→ Set task: Below are some records; retype all of them exactly.

══════════

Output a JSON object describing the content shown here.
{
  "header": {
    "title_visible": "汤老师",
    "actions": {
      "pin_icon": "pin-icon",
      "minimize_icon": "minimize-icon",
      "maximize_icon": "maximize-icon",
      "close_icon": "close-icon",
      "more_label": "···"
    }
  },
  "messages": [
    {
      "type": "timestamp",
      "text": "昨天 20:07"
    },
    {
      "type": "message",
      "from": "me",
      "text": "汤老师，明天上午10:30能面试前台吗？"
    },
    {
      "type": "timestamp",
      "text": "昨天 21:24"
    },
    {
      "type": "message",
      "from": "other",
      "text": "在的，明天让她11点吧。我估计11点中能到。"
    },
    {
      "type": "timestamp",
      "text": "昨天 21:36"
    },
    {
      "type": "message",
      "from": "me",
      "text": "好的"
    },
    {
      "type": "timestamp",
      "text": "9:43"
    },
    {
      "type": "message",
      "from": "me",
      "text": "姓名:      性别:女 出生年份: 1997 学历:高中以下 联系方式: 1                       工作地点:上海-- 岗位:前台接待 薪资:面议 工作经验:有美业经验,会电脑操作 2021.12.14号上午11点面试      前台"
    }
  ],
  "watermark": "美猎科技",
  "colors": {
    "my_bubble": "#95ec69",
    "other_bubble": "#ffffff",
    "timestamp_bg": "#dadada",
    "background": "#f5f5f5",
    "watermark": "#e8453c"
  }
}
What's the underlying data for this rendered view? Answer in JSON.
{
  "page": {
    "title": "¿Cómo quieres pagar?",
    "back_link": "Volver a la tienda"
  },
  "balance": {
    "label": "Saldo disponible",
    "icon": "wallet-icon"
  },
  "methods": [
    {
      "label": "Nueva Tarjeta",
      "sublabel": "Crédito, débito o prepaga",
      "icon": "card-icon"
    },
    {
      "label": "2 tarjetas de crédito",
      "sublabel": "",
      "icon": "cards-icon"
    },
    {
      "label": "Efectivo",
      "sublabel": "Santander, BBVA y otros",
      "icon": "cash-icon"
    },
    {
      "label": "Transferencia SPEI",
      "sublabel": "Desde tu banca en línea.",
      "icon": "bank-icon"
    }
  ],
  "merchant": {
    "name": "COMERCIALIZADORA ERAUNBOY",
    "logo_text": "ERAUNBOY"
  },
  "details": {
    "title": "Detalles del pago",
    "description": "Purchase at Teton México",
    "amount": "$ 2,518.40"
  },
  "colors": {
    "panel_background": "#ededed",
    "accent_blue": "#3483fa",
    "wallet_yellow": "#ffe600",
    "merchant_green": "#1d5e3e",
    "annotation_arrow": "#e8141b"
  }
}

══════════

→ The answer:
Output a JSON object describing the content shown here.
{
  "header": {
    "title_visible": "汤老师",
    "actions": {
      "pin_icon": "pin-icon",
      "minimize_icon": "minimize-icon",
      "maximize_icon": "maximize-icon",
      "close_icon": "close-icon",
      "more_label": "···"
    }
  },
  "messages": [
    {
      "type": "timestamp",
      "text": "昨天 20:07"
    },
    {
      "type": "message",
      "from": "me",
      "text": "汤老师，明天上午10:30能面试前台吗？"
    },
    {
      "type": "timestamp",
      "text": "昨天 21:24"
    },
    {
      "type": "message",
      "from": "other",
      "text": "在的，明天让她11点吧。我估计11点中能到。"
    },
    {
      "type": "timestamp",
      "text": "昨天 21:36"
    },
    {
      "type": "message",
      "from": "me",
      "text": "好的"
    },
    {
      "type": "timestamp",
      "text": "9:43"
    },
    {
      "type": "message",
      "from": "me",
      "text": "姓名:      性别:女 出生年份: 1997 学历:高中以下 联系方式: 1                       工作地点:上海-- 岗位:前台接待 薪资:面议 工作经验:有美业经验,会电脑操作 2021.12.14号上午11点面试      前台"
    }
  ],
  "watermark": "美猎科技",
  "colors": {
    "my_bubble": "#95ec69",
    "other_bubble": "#ffffff",
    "timestamp_bg": "#dadada",
    "background": "#f5f5f5",
    "watermark": "#e8453c"
  }
}
What's the underlying data for this rendered view? Answer in JSON.
{
  "page": {
    "title": "¿Cómo quieres pagar?",
    "back_link": "Volver a la tienda"
  },
  "balance": {
    "label": "Saldo disponible",
    "icon": "wallet-icon"
  },
  "methods": [
    {
      "label": "Nueva Tarjeta",
      "sublabel": "Crédito, débito o prepaga",
      "icon": "card-icon"
    },
    {
      "label": "2 tarjetas de crédito",
      "sublabel": "",
      "icon": "cards-icon"
    },
    {
      "label": "Efectivo",
      "sublabel": "Santander, BBVA y otros",
      "icon": "cash-icon"
    },
    {
      "label": "Transferencia SPEI",
      "sublabel": "Desde tu banca en línea.",
      "icon": "bank-icon"
    }
  ],
  "merchant": {
    "name": "COMERCIALIZADORA ERAUNBOY",
    "logo_text": "ERAUNBOY"
  },
  "details": {
    "title": "Detalles del pago",
    "description": "Purchase at Teton México",
    "amount": "$ 2,518.40"
  },
  "colors": {
    "panel_background": "#ededed",
    "accent_blue": "#3483fa",
    "wallet_yellow": "#ffe600",
    "merchant_green": "#1d5e3e",
    "annotation_arrow": "#e8141b"
  }
}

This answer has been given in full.